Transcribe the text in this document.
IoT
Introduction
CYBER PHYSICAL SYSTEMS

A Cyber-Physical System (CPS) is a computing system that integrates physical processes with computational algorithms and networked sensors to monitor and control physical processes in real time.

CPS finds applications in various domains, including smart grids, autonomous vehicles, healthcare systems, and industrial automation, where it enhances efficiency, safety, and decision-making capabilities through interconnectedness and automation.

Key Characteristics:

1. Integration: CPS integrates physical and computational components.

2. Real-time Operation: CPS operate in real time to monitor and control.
# # # # # # #
• [Problem to solve]: Exactly as written, please output every entry.

• [Output of the exercise]:
Transcribe the text in this document.
IoT
Introduction
CYBER PHYSICAL SYSTEMS

A Cyber-Physical System (CPS) is a computing system that integrates physical processes with computational algorithms and networked sensors to monitor and control physical processes in real time.

CPS finds applications in various domains, including smart grids, autonomous vehicles, healthcare systems, and industrial automation, where it enhances efficiency, safety, and decision-making capabilities through interconnectedness and automation.

Key Characteristics:

1. Integration: CPS integrates physical and computational components.

2. Real-time Operation: CPS operate in real time to monitor and control.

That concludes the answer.